## Written request:
Go through the material below and copy all lines with "screenshot".

## Extracted material:
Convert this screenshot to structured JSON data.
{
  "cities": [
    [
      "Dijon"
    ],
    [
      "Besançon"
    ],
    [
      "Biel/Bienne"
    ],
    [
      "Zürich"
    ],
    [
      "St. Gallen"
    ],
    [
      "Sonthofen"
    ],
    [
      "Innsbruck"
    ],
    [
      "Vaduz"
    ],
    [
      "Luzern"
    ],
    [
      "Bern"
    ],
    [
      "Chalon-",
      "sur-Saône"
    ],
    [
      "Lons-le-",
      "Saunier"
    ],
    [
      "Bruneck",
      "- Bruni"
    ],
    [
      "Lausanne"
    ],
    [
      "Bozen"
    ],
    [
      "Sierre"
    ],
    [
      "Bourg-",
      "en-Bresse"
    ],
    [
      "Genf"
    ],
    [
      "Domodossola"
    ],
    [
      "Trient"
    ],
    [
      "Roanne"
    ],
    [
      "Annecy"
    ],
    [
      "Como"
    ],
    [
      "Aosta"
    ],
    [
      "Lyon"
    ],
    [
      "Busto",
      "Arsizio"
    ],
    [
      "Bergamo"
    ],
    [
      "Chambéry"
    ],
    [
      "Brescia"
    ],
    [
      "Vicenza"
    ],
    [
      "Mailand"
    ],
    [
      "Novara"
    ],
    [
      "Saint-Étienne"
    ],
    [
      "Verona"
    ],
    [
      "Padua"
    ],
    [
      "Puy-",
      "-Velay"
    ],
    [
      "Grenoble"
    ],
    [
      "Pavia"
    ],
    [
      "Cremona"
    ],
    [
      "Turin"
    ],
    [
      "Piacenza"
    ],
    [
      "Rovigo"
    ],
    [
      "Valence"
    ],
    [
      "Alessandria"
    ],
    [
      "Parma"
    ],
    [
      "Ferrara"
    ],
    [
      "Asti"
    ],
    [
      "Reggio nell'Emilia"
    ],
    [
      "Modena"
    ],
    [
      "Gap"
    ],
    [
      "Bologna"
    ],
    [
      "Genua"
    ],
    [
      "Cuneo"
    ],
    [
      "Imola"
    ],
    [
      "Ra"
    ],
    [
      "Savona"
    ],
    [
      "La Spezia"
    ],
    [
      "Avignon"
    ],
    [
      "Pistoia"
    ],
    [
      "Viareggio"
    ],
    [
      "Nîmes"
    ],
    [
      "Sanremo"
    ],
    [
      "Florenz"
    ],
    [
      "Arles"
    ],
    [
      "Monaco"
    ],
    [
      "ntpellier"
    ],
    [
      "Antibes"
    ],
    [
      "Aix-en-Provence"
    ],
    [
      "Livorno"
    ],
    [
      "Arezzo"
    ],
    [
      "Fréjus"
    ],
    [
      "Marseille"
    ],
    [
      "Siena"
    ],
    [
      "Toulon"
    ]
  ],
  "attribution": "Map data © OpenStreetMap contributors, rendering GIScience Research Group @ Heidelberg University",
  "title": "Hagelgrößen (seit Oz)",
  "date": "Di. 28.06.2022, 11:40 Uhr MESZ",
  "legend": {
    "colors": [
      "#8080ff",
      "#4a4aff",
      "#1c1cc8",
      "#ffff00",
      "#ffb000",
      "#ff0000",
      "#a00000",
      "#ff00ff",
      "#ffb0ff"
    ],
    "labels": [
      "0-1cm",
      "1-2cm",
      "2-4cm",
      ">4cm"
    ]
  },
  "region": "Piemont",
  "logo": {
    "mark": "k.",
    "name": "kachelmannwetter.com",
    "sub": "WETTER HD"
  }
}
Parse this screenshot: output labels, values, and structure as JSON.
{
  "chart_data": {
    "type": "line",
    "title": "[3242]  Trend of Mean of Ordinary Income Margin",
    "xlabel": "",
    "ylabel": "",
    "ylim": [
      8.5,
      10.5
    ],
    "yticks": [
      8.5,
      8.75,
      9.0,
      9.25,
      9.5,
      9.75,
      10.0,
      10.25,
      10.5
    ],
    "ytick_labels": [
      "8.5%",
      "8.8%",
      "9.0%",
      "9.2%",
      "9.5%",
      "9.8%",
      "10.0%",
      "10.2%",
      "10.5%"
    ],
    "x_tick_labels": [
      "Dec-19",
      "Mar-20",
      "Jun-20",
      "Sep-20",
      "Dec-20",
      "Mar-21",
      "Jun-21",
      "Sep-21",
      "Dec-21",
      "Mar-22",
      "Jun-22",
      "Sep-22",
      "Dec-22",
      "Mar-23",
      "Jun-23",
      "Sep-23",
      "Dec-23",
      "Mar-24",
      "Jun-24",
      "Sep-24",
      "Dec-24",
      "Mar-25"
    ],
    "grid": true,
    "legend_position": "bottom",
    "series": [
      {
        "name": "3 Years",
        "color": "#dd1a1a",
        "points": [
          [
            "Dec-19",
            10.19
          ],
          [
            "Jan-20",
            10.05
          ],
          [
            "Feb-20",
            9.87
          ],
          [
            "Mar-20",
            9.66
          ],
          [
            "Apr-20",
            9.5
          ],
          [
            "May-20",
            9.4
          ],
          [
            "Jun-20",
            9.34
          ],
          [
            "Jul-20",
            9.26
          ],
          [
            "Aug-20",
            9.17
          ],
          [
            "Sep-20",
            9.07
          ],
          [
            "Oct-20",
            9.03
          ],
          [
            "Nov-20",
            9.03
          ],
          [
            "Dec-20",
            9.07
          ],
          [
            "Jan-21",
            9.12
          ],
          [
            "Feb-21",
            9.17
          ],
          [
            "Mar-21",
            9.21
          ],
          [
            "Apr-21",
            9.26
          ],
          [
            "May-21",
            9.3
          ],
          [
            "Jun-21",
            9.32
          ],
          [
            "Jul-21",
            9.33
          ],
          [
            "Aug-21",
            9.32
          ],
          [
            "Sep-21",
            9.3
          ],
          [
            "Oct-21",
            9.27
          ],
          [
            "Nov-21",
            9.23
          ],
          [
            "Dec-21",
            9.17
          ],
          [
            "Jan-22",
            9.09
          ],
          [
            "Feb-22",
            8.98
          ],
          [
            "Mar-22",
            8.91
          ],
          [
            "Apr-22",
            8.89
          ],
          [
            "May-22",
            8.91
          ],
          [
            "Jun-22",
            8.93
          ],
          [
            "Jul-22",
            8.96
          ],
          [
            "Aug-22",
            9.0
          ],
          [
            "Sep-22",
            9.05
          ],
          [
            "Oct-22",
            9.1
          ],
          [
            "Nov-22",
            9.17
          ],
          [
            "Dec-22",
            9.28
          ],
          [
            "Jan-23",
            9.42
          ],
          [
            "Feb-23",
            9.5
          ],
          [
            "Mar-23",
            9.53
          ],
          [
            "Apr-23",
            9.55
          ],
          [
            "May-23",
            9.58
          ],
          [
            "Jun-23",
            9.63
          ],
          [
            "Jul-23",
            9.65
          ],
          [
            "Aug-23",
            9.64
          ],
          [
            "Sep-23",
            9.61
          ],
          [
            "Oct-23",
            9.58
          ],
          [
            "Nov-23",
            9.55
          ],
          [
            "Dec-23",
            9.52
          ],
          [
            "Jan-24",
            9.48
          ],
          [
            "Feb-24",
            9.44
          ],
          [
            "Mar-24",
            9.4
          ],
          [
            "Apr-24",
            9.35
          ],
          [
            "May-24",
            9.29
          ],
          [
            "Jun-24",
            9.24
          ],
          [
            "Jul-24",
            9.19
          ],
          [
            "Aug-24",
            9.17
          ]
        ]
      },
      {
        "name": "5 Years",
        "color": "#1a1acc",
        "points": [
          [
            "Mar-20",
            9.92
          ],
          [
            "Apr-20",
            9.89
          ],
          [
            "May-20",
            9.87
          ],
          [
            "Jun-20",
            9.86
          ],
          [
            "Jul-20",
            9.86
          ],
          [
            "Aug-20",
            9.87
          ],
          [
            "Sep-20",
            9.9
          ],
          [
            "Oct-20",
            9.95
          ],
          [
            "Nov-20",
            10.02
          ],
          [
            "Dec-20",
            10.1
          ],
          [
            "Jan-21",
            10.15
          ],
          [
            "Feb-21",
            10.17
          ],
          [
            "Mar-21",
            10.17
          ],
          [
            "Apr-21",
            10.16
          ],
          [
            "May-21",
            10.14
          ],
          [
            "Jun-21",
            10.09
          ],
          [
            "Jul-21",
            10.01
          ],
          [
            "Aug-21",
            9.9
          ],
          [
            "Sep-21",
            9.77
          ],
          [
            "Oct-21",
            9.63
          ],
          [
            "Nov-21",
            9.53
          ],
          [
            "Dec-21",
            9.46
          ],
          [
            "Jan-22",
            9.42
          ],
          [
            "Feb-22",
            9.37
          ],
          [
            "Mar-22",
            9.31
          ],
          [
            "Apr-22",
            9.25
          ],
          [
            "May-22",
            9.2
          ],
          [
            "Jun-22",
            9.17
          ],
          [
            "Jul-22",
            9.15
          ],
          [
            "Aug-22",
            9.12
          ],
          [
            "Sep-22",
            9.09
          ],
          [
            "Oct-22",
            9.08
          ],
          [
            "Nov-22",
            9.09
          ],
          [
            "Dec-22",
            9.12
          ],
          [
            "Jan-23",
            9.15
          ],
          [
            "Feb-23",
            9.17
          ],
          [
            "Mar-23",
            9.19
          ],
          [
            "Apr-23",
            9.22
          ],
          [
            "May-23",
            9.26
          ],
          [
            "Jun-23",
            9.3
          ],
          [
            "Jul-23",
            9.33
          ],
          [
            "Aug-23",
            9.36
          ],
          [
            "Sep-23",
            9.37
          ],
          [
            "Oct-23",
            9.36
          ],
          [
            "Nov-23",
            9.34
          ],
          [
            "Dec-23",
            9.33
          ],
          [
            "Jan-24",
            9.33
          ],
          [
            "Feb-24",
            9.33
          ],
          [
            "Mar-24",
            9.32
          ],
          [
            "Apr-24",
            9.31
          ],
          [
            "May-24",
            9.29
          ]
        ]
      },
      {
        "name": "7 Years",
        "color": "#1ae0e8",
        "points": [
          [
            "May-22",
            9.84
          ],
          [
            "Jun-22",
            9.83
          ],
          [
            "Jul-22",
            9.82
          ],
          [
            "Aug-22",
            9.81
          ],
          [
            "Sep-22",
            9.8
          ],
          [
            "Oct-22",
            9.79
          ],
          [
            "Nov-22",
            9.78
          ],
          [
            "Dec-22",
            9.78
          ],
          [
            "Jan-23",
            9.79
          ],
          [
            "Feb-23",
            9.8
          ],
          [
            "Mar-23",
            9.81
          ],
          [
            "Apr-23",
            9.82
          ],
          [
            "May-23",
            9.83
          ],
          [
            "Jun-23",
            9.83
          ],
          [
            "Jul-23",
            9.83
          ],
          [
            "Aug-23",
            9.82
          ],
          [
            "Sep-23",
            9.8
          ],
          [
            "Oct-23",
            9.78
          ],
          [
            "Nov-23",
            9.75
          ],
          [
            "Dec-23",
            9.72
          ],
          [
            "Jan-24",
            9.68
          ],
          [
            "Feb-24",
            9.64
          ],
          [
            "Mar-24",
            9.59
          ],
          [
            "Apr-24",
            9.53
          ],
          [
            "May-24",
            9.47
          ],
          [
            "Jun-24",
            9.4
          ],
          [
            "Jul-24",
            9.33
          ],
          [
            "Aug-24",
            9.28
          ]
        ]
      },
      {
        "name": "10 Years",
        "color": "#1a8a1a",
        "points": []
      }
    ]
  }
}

## Output for this exercise:
Convert this screenshot to structured JSON data.
Parse this screenshot: output labels, values, and structure as JSON.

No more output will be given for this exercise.